[start INFORMATION SUPPLIED]

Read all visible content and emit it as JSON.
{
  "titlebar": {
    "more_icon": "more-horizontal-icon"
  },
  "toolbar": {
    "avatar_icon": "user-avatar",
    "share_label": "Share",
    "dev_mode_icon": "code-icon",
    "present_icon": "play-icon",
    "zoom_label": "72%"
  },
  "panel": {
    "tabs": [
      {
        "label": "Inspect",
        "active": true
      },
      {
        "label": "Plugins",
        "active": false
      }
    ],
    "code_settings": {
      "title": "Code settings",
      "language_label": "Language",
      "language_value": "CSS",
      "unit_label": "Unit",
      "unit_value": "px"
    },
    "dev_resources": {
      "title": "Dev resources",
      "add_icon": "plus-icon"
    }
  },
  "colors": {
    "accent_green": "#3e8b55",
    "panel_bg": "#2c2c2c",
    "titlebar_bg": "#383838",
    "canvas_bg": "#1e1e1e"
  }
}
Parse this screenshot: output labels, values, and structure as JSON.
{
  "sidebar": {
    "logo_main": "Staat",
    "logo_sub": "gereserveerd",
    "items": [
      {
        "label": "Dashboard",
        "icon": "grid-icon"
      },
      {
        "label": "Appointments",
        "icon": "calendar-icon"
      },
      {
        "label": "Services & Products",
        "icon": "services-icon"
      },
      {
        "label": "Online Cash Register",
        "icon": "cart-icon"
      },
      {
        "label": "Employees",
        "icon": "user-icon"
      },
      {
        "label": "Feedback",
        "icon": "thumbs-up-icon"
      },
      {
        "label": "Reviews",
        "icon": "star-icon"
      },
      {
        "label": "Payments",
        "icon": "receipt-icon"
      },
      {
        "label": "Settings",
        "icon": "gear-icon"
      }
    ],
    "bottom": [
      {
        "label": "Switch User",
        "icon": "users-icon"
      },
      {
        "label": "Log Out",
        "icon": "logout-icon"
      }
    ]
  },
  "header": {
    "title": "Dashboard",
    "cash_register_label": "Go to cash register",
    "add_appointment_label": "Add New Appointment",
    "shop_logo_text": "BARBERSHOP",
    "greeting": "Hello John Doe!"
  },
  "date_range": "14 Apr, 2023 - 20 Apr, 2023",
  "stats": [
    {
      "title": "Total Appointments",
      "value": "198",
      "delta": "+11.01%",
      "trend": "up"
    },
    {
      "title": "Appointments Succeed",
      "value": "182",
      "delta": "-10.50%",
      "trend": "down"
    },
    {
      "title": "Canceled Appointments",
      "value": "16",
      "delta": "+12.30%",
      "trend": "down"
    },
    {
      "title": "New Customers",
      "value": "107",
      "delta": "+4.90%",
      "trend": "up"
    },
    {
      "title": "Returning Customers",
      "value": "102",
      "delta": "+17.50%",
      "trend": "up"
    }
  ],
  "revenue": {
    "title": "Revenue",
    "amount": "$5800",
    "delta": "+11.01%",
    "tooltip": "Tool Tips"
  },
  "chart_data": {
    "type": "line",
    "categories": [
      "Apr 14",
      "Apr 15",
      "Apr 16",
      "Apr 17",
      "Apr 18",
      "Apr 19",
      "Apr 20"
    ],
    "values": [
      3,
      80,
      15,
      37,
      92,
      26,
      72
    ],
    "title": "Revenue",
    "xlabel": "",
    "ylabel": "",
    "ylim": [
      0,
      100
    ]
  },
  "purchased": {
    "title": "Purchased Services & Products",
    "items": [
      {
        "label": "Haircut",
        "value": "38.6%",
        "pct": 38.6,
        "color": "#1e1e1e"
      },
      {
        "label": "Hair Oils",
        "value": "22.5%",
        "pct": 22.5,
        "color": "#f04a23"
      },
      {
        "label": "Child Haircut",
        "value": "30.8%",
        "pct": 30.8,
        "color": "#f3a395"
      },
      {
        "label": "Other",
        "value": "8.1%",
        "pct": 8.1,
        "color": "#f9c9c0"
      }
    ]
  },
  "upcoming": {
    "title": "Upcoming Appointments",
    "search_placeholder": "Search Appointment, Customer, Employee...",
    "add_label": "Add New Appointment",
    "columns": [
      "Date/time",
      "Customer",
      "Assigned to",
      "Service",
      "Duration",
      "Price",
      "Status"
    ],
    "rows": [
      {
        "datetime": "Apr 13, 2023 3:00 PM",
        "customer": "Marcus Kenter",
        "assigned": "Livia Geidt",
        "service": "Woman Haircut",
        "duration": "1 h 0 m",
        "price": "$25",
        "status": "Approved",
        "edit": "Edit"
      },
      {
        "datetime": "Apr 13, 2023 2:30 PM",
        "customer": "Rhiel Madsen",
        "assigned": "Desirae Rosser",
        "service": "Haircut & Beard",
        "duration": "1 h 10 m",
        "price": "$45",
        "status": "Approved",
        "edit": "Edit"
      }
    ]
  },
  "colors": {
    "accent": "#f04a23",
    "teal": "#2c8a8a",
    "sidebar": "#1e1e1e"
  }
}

[end INFORMATION SUPPLIED]

▸ PROBLEM REQUIREMENTS
Above are some records. Print them all exactly.

▸ RESPONSE FOR THIS EXERCISE
Read all visible content and emit it as JSON.
{
  "titlebar": {
    "more_icon": "more-horizontal-icon"
  },
  "toolbar": {
    "avatar_icon": "user-avatar",
    "share_label": "Share",
    "dev_mode_icon": "code-icon",
    "present_icon": "play-icon",
    "zoom_label": "72%"
  },
  "panel": {
    "tabs": [
      {
        "label": "Inspect",
        "active": true
      },
      {
        "label": "Plugins",
        "active": false
      }
    ],
    "code_settings": {
      "title": "Code settings",
      "language_label": "Language",
      "language_value": "CSS",
      "unit_label": "Unit",
      "unit_value": "px"
    },
    "dev_resources": {
      "title": "Dev resources",
      "add_icon": "plus-icon"
    }
  },
  "colors": {
    "accent_green": "#3e8b55",
    "panel_bg": "#2c2c2c",
    "titlebar_bg": "#383838",
    "canvas_bg": "#1e1e1e"
  }
}
Parse this screenshot: output labels, values, and structure as JSON.
{
  "sidebar": {
    "logo_main": "Staat",
    "logo_sub": "gereserveerd",
    "items": [
      {
        "label": "Dashboard",
        "icon": "grid-icon"
      },
      {
        "label": "Appointments",
        "icon": "calendar-icon"
      },
      {
        "label": "Services & Products",
        "icon": "services-icon"
      },
      {
        "label": "Online Cash Register",
        "icon": "cart-icon"
      },
      {
        "label": "Employees",
        "icon": "user-icon"
      },
      {
        "label": "Feedback",
        "icon": "thumbs-up-icon"
      },
      {
        "label": "Reviews",
        "icon": "star-icon"
      },
      {
        "label": "Payments",
        "icon": "receipt-icon"
      },
      {
        "label": "Settings",
        "icon": "gear-icon"
      }
    ],
    "bottom": [
      {
        "label": "Switch User",
        "icon": "users-icon"
      },
      {
        "label": "Log Out",
        "icon": "logout-icon"
      }
    ]
  },
  "header": {
    "title": "Dashboard",
    "cash_register_label": "Go to cash register",
    "add_appointment_label": "Add New Appointment",
    "shop_logo_text": "BARBERSHOP",
    "greeting": "Hello John Doe!"
  },
  "date_range": "14 Apr, 2023 - 20 Apr, 2023",
  "stats": [
    {
      "title": "Total Appointments",
      "value": "198",
      "delta": "+11.01%",
      "trend": "up"
    },
    {
      "title": "Appointments Succeed",
      "value": "182",
      "delta": "-10.50%",
      "trend": "down"
    },
    {
      "title": "Canceled Appointments",
      "value": "16",
      "delta": "+12.30%",
      "trend": "down"
    },
    {
      "title": "New Customers",
      "value": "107",
      "delta": "+4.90%",
      "trend": "up"
    },
    {
      "title": "Returning Customers",
      "value": "102",
      "delta": "+17.50%",
      "trend": "up"
    }
  ],
  "revenue": {
    "title": "Revenue",
    "amount": "$5800",
    "delta": "+11.01%",
    "tooltip": "Tool Tips"
  },
  "chart_data": {
    "type": "line",
    "categories": [
      "Apr 14",
      "Apr 15",
      "Apr 16",
      "Apr 17",
      "Apr 18",
      "Apr 19",
      "Apr 20"
    ],
    "values": [
      3,
      80,
      15,
      37,
      92,
      26,
      72
    ],
    "title": "Revenue",
    "xlabel": "",
    "ylabel": "",
    "ylim": [
      0,
      100
    ]
  },
  "purchased": {
    "title": "Purchased Services & Products",
    "items": [
      {
        "label": "Haircut",
        "value": "38.6%",
        "pct": 38.6,
        "color": "#1e1e1e"
      },
      {
        "label": "Hair Oils",
        "value": "22.5%",
        "pct": 22.5,
        "color": "#f04a23"
      },
      {
        "label": "Child Haircut",
        "value": "30.8%",
        "pct": 30.8,
        "color": "#f3a395"
      },
      {
        "label": "Other",
        "value": "8.1%",
        "pct": 8.1,
        "color": "#f9c9c0"
      }
    ]
  },
  "upcoming": {
    "title": "Upcoming Appointments",
    "search_placeholder": "Search Appointment, Customer, Employee...",
    "add_label": "Add New Appointment",
    "columns": [
      "Date/time",
      "Customer",
      "Assigned to",
      "Service",
      "Duration",
      "Price",
      "Status"
    ],
    "rows": [
      {
        "datetime": "Apr 13, 2023 3:00 PM",
        "customer": "Marcus Kenter",
        "assigned": "Livia Geidt",
        "service": "Woman Haircut",
        "duration": "1 h 0 m",
        "price": "$25",
        "status": "Approved",
        "edit": "Edit"
      },
      {
        "datetime": "Apr 13, 2023 2:30 PM",
        "customer": "Rhiel Madsen",
        "assigned": "Desirae Rosser",
        "service": "Haircut & Beard",
        "duration": "1 h 10 m",
        "price": "$45",
        "status": "Approved",
        "edit": "Edit"
      }
    ]
  },
  "colors": {
    "accent": "#f04a23",
    "teal": "#2c8a8a",
    "sidebar": "#1e1e1e"
  }
}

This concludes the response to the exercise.